- _PROBLEM DESCRIPTION_: Identify all lines of the data containing the string "subtitle" and copy them.

▽

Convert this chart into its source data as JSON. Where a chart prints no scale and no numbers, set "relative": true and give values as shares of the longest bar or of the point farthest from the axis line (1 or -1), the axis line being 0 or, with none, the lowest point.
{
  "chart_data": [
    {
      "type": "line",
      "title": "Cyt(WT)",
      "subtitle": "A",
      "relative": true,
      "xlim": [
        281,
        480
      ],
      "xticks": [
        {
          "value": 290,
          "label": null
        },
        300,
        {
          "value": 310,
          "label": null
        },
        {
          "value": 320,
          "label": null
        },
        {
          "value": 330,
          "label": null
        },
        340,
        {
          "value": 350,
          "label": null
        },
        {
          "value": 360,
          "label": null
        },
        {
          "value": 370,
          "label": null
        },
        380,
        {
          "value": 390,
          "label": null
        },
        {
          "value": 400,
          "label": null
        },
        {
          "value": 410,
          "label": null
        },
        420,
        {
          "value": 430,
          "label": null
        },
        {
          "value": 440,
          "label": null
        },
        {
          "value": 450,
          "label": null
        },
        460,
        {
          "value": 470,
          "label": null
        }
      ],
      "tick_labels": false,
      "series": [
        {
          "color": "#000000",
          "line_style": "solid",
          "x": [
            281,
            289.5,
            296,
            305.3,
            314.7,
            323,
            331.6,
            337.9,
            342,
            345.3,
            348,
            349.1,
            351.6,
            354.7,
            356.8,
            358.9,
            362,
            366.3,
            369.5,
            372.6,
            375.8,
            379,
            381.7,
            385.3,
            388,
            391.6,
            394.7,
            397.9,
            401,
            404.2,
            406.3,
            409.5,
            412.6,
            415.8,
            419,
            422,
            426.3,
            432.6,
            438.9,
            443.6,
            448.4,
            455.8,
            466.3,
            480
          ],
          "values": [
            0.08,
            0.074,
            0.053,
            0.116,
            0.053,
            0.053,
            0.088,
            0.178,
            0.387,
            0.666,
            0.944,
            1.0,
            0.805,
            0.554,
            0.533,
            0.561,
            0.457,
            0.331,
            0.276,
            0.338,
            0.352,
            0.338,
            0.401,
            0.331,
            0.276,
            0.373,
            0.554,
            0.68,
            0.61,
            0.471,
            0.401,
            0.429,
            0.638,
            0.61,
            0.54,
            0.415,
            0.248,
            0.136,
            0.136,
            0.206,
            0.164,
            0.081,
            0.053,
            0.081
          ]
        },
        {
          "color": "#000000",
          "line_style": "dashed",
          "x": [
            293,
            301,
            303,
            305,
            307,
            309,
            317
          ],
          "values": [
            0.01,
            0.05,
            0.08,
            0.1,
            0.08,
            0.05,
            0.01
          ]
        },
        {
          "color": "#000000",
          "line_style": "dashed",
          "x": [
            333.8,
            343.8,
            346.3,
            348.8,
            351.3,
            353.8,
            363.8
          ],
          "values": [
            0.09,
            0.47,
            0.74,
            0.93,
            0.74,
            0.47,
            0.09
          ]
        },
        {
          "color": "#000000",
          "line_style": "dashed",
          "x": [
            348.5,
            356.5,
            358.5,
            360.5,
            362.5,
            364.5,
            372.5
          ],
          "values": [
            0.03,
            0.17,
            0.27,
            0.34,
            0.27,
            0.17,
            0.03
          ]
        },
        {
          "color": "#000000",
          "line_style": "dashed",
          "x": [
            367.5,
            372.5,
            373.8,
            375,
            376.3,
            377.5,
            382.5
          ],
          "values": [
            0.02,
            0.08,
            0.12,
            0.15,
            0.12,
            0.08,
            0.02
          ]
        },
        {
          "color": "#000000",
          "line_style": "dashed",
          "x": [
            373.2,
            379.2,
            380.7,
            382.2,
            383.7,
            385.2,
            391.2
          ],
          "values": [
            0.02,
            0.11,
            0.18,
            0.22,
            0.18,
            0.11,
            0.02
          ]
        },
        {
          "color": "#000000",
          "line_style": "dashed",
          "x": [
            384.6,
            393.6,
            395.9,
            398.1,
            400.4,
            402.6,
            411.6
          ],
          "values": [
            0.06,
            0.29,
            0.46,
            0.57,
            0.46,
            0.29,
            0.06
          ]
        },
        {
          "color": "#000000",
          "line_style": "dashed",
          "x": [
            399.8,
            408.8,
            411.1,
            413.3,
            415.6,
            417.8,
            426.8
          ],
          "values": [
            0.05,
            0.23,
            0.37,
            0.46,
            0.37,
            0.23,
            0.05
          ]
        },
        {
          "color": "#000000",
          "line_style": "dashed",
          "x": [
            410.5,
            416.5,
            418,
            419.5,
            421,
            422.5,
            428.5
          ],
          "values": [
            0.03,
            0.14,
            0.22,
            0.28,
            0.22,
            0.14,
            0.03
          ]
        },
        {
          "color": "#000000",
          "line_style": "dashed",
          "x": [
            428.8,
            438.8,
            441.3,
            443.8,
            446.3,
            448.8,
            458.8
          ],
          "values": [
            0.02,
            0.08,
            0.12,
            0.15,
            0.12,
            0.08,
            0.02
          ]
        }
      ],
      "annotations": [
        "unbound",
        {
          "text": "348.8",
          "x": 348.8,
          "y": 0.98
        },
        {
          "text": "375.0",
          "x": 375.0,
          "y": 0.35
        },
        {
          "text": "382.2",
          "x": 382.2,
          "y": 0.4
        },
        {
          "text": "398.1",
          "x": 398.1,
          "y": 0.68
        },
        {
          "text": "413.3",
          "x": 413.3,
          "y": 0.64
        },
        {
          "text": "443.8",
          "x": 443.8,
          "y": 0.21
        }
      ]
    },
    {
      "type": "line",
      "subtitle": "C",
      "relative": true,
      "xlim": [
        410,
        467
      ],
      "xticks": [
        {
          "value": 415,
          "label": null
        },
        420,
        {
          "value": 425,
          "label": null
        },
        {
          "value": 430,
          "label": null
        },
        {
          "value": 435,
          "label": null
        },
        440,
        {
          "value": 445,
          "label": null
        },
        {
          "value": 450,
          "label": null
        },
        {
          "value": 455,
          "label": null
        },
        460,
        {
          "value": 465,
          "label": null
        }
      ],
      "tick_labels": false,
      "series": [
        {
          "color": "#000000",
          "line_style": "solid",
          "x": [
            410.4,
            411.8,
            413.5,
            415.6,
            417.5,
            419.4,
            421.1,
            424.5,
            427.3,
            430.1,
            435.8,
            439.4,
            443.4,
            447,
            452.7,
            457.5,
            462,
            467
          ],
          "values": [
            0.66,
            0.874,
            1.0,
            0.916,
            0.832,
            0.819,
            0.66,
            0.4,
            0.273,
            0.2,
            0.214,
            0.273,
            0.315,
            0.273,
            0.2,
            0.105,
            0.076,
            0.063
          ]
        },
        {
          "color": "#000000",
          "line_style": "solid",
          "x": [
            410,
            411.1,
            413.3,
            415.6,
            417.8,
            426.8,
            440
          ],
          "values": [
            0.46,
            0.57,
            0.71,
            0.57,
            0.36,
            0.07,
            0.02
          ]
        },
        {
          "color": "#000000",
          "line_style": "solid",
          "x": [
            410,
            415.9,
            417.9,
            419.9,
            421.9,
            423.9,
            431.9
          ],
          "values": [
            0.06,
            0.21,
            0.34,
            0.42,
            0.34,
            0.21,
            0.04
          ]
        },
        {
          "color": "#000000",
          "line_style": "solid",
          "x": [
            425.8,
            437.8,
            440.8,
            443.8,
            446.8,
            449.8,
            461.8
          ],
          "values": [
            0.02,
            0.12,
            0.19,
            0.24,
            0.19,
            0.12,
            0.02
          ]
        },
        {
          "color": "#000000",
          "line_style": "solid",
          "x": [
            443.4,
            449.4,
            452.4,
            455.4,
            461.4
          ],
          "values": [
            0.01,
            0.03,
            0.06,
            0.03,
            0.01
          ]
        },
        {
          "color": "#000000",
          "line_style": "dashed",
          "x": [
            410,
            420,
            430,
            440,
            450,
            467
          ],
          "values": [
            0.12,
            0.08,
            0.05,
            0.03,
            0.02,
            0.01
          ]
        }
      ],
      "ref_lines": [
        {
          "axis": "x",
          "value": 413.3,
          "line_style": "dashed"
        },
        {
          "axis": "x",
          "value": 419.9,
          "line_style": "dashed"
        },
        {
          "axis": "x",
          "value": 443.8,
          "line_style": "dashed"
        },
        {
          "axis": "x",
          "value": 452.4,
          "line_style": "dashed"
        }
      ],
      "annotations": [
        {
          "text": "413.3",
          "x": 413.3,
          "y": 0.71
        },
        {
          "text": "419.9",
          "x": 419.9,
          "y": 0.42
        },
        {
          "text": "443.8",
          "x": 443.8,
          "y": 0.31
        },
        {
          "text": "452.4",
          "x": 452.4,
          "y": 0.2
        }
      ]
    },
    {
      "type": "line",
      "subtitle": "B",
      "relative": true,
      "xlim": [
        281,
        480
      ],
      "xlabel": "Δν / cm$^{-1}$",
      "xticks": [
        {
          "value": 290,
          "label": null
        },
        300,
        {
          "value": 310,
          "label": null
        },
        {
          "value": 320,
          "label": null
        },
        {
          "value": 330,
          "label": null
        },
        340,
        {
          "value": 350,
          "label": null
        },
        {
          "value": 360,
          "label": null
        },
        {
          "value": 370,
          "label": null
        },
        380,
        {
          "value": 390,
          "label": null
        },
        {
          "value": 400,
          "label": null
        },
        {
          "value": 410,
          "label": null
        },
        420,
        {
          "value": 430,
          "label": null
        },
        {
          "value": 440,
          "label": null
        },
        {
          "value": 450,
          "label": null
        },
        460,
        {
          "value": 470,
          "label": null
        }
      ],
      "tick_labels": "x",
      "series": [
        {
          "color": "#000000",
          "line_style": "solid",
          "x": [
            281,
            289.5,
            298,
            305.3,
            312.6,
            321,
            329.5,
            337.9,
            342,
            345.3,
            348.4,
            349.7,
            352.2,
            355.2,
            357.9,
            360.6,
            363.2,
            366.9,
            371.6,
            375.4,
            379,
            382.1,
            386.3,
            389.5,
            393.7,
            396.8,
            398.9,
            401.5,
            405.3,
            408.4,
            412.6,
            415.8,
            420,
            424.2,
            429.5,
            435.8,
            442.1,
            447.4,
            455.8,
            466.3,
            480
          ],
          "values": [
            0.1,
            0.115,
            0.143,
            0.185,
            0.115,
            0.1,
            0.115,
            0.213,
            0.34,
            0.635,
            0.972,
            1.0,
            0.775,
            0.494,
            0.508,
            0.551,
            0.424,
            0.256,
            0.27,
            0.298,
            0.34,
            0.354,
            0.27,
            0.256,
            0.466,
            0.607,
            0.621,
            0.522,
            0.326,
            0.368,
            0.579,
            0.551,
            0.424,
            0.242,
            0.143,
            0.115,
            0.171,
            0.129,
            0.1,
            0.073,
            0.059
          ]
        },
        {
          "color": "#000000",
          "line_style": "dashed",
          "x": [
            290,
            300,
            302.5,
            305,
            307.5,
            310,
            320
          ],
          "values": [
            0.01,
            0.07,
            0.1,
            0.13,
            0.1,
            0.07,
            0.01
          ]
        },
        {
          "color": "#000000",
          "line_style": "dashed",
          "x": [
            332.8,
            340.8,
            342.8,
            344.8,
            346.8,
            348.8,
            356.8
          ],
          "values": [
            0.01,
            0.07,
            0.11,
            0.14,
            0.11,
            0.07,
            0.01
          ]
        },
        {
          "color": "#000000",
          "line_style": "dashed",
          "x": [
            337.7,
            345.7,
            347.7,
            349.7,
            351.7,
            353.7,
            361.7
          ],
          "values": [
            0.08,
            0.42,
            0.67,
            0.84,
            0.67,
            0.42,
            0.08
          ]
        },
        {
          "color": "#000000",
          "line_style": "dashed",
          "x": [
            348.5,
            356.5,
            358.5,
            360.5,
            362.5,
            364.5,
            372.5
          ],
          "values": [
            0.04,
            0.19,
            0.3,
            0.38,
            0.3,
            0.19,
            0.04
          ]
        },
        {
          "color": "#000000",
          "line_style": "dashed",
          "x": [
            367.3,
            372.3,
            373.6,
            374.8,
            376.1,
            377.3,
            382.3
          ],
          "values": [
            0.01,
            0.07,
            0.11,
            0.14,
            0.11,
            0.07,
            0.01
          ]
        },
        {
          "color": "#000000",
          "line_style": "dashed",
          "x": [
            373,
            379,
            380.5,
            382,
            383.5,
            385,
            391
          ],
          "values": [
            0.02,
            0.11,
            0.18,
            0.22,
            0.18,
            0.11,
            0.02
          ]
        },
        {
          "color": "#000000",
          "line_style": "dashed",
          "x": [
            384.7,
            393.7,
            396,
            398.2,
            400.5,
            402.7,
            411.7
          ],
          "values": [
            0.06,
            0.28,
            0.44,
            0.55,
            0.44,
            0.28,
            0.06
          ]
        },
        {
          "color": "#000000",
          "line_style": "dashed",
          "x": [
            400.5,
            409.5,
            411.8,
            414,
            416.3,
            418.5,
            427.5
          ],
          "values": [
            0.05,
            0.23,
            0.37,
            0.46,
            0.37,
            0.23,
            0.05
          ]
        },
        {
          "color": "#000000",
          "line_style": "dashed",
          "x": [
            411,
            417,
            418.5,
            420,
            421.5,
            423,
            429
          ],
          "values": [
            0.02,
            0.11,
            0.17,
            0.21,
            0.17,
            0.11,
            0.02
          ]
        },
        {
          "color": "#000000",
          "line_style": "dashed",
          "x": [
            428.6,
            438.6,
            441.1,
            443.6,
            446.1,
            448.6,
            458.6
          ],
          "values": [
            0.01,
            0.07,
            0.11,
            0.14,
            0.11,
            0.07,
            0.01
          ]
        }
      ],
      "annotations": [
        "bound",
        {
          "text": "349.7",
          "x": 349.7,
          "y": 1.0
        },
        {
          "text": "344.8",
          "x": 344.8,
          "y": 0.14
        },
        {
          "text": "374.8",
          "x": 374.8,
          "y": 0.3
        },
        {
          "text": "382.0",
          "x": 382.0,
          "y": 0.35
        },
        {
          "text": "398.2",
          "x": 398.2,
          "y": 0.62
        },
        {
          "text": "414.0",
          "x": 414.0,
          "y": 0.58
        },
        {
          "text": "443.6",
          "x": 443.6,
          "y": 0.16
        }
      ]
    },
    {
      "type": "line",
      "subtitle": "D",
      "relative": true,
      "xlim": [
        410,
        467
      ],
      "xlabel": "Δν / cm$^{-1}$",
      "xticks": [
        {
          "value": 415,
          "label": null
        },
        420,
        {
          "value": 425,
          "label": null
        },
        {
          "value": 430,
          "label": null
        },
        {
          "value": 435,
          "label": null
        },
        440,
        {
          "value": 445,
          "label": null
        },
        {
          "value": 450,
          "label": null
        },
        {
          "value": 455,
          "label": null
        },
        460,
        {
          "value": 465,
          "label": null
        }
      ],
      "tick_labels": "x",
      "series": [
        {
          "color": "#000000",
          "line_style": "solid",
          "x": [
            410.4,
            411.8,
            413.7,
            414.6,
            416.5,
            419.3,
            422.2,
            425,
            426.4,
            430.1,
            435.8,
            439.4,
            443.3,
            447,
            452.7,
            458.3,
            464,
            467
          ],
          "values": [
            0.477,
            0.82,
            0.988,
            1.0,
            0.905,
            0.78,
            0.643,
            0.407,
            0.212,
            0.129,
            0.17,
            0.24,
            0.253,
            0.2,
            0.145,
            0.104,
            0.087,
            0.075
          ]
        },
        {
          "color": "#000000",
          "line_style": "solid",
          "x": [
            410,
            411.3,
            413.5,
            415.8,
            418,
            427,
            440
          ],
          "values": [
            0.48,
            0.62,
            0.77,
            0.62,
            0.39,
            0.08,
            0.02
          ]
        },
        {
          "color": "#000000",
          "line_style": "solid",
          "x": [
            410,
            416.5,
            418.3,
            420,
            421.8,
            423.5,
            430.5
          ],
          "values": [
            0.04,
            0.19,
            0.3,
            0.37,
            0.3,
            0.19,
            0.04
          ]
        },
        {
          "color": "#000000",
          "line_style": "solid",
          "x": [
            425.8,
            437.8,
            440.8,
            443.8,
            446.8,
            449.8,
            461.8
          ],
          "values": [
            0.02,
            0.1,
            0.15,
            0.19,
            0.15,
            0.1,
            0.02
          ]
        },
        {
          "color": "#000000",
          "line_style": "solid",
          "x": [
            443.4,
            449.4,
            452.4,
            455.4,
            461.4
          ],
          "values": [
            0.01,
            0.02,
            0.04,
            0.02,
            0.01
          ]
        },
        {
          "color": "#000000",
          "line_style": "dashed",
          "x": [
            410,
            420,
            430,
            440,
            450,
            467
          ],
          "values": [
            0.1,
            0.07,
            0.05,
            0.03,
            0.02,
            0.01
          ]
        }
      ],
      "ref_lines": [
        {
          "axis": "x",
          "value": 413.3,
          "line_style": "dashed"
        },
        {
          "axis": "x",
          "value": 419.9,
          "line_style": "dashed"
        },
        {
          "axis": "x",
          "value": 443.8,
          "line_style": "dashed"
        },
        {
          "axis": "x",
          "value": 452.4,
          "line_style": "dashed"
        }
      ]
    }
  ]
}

△

- _RESULT OF THE EXERCISE_:
      "subtitle": "A",
      "subtitle": "C",
      "subtitle": "B",
      "subtitle": "D",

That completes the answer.